• [WHAT THIS TASK INVOLVES]: Produce the listing below again, exactly as shown.
------------------------------------------------
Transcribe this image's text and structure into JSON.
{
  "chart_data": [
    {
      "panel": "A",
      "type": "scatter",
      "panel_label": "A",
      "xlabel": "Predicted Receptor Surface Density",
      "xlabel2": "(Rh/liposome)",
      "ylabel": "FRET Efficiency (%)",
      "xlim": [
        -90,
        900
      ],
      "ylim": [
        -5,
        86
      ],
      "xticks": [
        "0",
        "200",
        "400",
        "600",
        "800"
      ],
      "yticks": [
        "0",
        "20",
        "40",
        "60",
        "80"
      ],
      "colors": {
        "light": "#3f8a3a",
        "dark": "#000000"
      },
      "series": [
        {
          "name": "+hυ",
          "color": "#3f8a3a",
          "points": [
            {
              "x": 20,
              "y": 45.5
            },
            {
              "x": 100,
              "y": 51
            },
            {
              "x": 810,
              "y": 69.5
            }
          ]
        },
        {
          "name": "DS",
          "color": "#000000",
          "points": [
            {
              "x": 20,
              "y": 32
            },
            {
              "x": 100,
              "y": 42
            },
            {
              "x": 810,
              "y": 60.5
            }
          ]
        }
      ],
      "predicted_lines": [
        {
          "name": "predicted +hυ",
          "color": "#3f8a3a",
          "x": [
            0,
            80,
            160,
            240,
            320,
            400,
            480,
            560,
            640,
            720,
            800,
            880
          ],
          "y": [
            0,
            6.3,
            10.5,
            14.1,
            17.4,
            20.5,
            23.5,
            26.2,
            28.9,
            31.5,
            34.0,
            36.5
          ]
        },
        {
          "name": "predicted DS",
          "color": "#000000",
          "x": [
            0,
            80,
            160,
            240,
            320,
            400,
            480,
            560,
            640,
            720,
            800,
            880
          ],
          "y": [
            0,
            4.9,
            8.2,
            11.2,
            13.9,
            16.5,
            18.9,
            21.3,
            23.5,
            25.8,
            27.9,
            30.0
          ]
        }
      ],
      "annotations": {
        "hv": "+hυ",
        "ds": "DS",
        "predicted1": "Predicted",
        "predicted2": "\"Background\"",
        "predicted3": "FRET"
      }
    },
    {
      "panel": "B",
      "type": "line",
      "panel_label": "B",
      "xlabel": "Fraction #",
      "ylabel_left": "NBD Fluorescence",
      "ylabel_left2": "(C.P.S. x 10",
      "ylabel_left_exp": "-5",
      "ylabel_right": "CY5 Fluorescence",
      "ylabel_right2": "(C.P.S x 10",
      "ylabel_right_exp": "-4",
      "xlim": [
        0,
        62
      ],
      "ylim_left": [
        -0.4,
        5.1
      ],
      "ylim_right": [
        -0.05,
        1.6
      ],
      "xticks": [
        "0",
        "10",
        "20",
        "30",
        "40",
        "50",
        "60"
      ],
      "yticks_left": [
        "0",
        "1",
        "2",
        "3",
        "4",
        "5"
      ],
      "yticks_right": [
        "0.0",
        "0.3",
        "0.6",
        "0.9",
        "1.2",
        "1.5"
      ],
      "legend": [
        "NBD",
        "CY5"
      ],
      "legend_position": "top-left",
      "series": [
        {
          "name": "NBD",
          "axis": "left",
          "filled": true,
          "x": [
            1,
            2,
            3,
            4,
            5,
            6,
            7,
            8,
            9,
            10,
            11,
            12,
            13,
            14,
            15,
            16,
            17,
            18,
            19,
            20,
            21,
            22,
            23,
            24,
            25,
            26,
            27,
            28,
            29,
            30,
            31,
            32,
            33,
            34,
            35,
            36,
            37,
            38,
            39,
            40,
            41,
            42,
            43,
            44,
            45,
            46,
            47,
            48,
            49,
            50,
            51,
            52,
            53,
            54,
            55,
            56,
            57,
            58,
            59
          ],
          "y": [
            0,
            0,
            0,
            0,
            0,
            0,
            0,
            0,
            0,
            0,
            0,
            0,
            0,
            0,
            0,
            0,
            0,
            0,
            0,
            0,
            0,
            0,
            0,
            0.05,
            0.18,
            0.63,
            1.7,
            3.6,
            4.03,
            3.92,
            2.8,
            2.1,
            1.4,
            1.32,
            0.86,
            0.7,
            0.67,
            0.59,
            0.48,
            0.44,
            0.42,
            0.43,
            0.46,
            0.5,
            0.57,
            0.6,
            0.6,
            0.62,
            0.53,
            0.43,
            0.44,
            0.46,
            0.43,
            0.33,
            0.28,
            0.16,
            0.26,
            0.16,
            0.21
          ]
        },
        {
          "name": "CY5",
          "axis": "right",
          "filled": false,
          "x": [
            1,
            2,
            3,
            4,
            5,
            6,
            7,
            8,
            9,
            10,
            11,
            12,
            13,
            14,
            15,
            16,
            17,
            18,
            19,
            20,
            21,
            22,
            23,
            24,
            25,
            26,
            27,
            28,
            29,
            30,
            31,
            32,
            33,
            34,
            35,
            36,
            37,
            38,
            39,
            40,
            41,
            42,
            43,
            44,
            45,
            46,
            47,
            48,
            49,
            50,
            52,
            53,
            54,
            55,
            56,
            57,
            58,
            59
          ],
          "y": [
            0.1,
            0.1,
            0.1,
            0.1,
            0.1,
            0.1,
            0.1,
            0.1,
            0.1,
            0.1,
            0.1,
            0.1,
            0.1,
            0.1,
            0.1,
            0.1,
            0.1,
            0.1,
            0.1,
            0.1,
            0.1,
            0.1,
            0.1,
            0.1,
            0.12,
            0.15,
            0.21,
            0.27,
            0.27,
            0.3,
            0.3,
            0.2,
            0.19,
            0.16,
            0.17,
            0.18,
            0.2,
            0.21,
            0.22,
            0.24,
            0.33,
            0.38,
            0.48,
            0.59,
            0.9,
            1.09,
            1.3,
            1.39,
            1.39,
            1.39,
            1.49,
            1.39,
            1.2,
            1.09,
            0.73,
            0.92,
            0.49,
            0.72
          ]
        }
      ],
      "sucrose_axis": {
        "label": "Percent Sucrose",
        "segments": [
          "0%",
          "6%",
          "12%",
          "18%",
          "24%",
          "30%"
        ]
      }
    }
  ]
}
------------------------------------------------
• [RESULT OF THIS EXERCISE]:
Transcribe this image's text and structure into JSON.
{
  "chart_data": [
    {
      "panel": "A",
      "type": "scatter",
      "panel_label": "A",
      "xlabel": "Predicted Receptor Surface Density",
      "xlabel2": "(Rh/liposome)",
      "ylabel": "FRET Efficiency (%)",
      "xlim": [
        -90,
        900
      ],
      "ylim": [
        -5,
        86
      ],
      "xticks": [
        "0",
        "200",
        "400",
        "600",
        "800"
      ],
      "yticks": [
        "0",
        "20",
        "40",
        "60",
        "80"
      ],
      "colors": {
        "light": "#3f8a3a",
        "dark": "#000000"
      },
      "series": [
        {
          "name": "+hυ",
          "color": "#3f8a3a",
          "points": [
            {
              "x": 20,
              "y": 45.5
            },
            {
              "x": 100,
              "y": 51
            },
            {
              "x": 810,
              "y": 69.5
            }
          ]
        },
        {
          "name": "DS",
          "color": "#000000",
          "points": [
            {
              "x": 20,
              "y": 32
            },
            {
              "x": 100,
              "y": 42
            },
            {
              "x": 810,
              "y": 60.5
            }
          ]
        }
      ],
      "predicted_lines": [
        {
          "name": "predicted +hυ",
          "color": "#3f8a3a",
          "x": [
            0,
            80,
            160,
            240,
            320,
            400,
            480,
            560,
            640,
            720,
            800,
            880
          ],
          "y": [
            0,
            6.3,
            10.5,
            14.1,
            17.4,
            20.5,
            23.5,
            26.2,
            28.9,
            31.5,
            34.0,
            36.5
          ]
        },
        {
          "name": "predicted DS",
          "color": "#000000",
          "x": [
            0,
            80,
            160,
            240,
            320,
            400,
            480,
            560,
            640,
            720,
            800,
            880
          ],
          "y": [
            0,
            4.9,
            8.2,
            11.2,
            13.9,
            16.5,
            18.9,
            21.3,
            23.5,
            25.8,
            27.9,
            30.0
          ]
        }
      ],
      "annotations": {
        "hv": "+hυ",
        "ds": "DS",
        "predicted1": "Predicted",
        "predicted2": "\"Background\"",
        "predicted3": "FRET"
      }
    },
    {
      "panel": "B",
      "type": "line",
      "panel_label": "B",
      "xlabel": "Fraction #",
      "ylabel_left": "NBD Fluorescence",
      "ylabel_left2": "(C.P.S. x 10",
      "ylabel_left_exp": "-5",
      "ylabel_right": "CY5 Fluorescence",
      "ylabel_right2": "(C.P.S x 10",
      "ylabel_right_exp": "-4",
      "xlim": [
        0,
        62
      ],
      "ylim_left": [
        -0.4,
        5.1
      ],
      "ylim_right": [
        -0.05,
        1.6
      ],
      "xticks": [
        "0",
        "10",
        "20",
        "30",
        "40",
        "50",
        "60"
      ],
      "yticks_left": [
        "0",
        "1",
        "2",
        "3",
        "4",
        "5"
      ],
      "yticks_right": [
        "0.0",
        "0.3",
        "0.6",
        "0.9",
        "1.2",
        "1.5"
      ],
      "legend": [
        "NBD",
        "CY5"
      ],
      "legend_position": "top-left",
      "series": [
        {
          "name": "NBD",
          "axis": "left",
          "filled": true,
          "x": [
            1,
            2,
            3,
            4,
            5,
            6,
            7,
            8,
            9,
            10,
            11,
            12,
            13,
            14,
            15,
            16,
            17,
            18,
            19,
            20,
            21,
            22,
            23,
            24,
            25,
            26,
            27,
            28,
            29,
            30,
            31,
            32,
            33,
            34,
            35,
            36,
            37,
            38,
            39,
            40,
            41,
            42,
            43,
            44,
            45,
            46,
            47,
            48,
            49,
            50,
            51,
            52,
            53,
            54,
            55,
            56,
            57,
            58,
            59
          ],
          "y": [
            0,
            0,
            0,
            0,
            0,
            0,
            0,
            0,
            0,
            0,
            0,
            0,
            0,
            0,
            0,
            0,
            0,
            0,
            0,
            0,
            0,
            0,
            0,
            0.05,
            0.18,
            0.63,
            1.7,
            3.6,
            4.03,
            3.92,
            2.8,
            2.1,
            1.4,
            1.32,
            0.86,
            0.7,
            0.67,
            0.59,
            0.48,
            0.44,
            0.42,
            0.43,
            0.46,
            0.5,
            0.57,
            0.6,
            0.6,
            0.62,
            0.53,
            0.43,
            0.44,
            0.46,
            0.43,
            0.33,
            0.28,
            0.16,
            0.26,
            0.16,
            0.21
          ]
        },
        {
          "name": "CY5",
          "axis": "right",
          "filled": false,
          "x": [
            1,
            2,
            3,
            4,
            5,
            6,
            7,
            8,
            9,
            10,
            11,
            12,
            13,
            14,
            15,
            16,
            17,
            18,
            19,
            20,
            21,
            22,
            23,
            24,
            25,
            26,
            27,
            28,
            29,
            30,
            31,
            32,
            33,
            34,
            35,
            36,
            37,
            38,
            39,
            40,
            41,
            42,
            43,
            44,
            45,
            46,
            47,
            48,
            49,
            50,
            52,
            53,
            54,
            55,
            56,
            57,
            58,
            59
          ],
          "y": [
            0.1,
            0.1,
            0.1,
            0.1,
            0.1,
            0.1,
            0.1,
            0.1,
            0.1,
            0.1,
            0.1,
            0.1,
            0.1,
            0.1,
            0.1,
            0.1,
            0.1,
            0.1,
            0.1,
            0.1,
            0.1,
            0.1,
            0.1,
            0.1,
            0.12,
            0.15,
            0.21,
            0.27,
            0.27,
            0.3,
            0.3,
            0.2,
            0.19,
            0.16,
            0.17,
            0.18,
            0.2,
            0.21,
            0.22,
            0.24,
            0.33,
            0.38,
            0.48,
            0.59,
            0.9,
            1.09,
            1.3,
            1.39,
            1.39,
            1.39,
            1.49,
            1.39,
            1.2,
            1.09,
            0.73,
            0.92,
            0.49,
            0.72
          ]
        }
      ],
      "sucrose_axis": {
        "label": "Percent Sucrose",
        "segments": [
          "0%",
          "6%",
          "12%",
          "18%",
          "24%",
          "30%"
        ]
      }
    }
  ]
}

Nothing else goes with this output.